== The exercise ==
Each record below should be output verbatim, without pictures.

== Dataset records ==
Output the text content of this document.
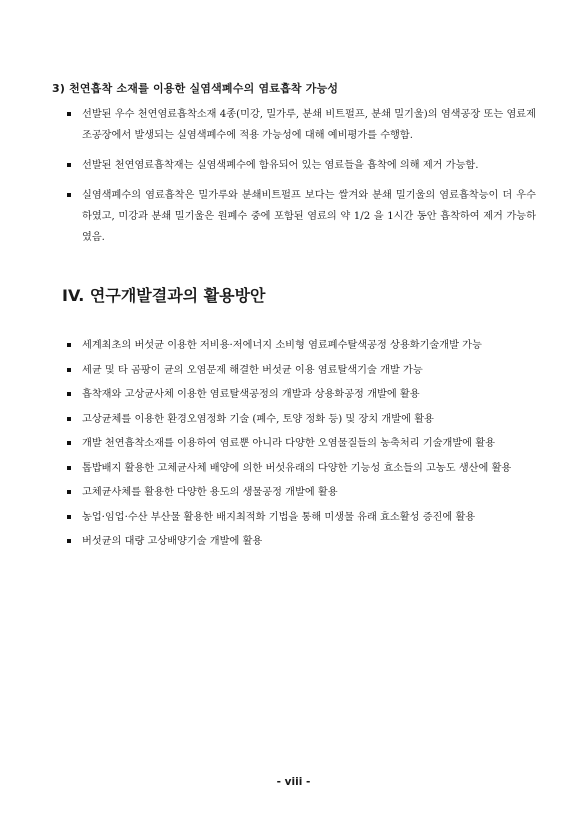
3) 천연흡착 소재를 이용한 실염색폐수의 염료흡착 가능성

선발된 우수 천연염료흡착소재 4종(미강, 밀가루, 분쇄 비트펄프, 분쇄 밀기울)의 염색공장 또는 염료제조공장에서 발생되는 실염색폐수에 적용 가능성에 대해 예비평가를 수행함.
선발된 천연염료흡착재는 실염색폐수에 함유되어 있는 염료들을 흡착에 의해 제거 가능함.
실염색폐수의 염료흡착은 밀가루와 분쇄비트펄프 보다는 쌀겨와 분쇄 밀기울의 염료흡착능이 더 우수하였고, 미강과 분쇄 밀기울은 원폐수 중에 포함된 염료의 약 1/2 을 1시간 동안 흡착하여 제거 가능하였음.
IV. 연구개발결과의 활용방안
세계최초의 버섯균 이용한 저비용·저에너지 소비형 염료폐수탈색공정 상용화기술개발 가능
세균 및 타 곰팡이 균의 오염문제 해결한 버섯균 이용 염료탈색기술 개발 가능
흡착재와 고상균사체 이용한 염료탈색공정의 개발과 상용화공정 개발에 활용
고상균체를 이용한 환경오염정화 기술 (폐수, 토양 정화 등) 및 장치 개발에 활용
개발 천연흡착소재를 이용하여 염료뿐 아니라 다양한 오염물질들의 농축처리 기술개발에 활용
톱밥배지 활용한 고체균사체 배양에 의한 버섯유래의 다양한 기능성 효소들의 고농도 생산에 활용
고체균사체를 활용한 다양한 용도의 생물공정 개발에 활용
농업·임업·수산 부산물 활용한 배지최적화 기법을 통해 미생물 유래 효소활성 증진에 활용
버섯균의 대량 고상배양기술 개발에 활용
- viii -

== Task result ==
Output the text content of this document.
3) 천연흡착 소재를 이용한 실염색폐수의 염료흡착 가능성

선발된 우수 천연염료흡착소재 4종(미강, 밀가루, 분쇄 비트펄프, 분쇄 밀기울)의 염색공장 또는 염료제조공장에서 발생되는 실염색폐수에 적용 가능성에 대해 예비평가를 수행함.
선발된 천연염료흡착재는 실염색폐수에 함유되어 있는 염료들을 흡착에 의해 제거 가능함.
실염색폐수의 염료흡착은 밀가루와 분쇄비트펄프 보다는 쌀겨와 분쇄 밀기울의 염료흡착능이 더 우수하였고, 미강과 분쇄 밀기울은 원폐수 중에 포함된 염료의 약 1/2 을 1시간 동안 흡착하여 제거 가능하였음.
IV. 연구개발결과의 활용방안
세계최초의 버섯균 이용한 저비용·저에너지 소비형 염료폐수탈색공정 상용화기술개발 가능
세균 및 타 곰팡이 균의 오염문제 해결한 버섯균 이용 염료탈색기술 개발 가능
흡착재와 고상균사체 이용한 염료탈색공정의 개발과 상용화공정 개발에 활용
고상균체를 이용한 환경오염정화 기술 (폐수, 토양 정화 등) 및 장치 개발에 활용
개발 천연흡착소재를 이용하여 염료뿐 아니라 다양한 오염물질들의 농축처리 기술개발에 활용
톱밥배지 활용한 고체균사체 배양에 의한 버섯유래의 다양한 기능성 효소들의 고농도 생산에 활용
고체균사체를 활용한 다양한 용도의 생물공정 개발에 활용
농업·임업·수산 부산물 활용한 배지최적화 기법을 통해 미생물 유래 효소활성 증진에 활용
버섯균의 대량 고상배양기술 개발에 활용
- viii -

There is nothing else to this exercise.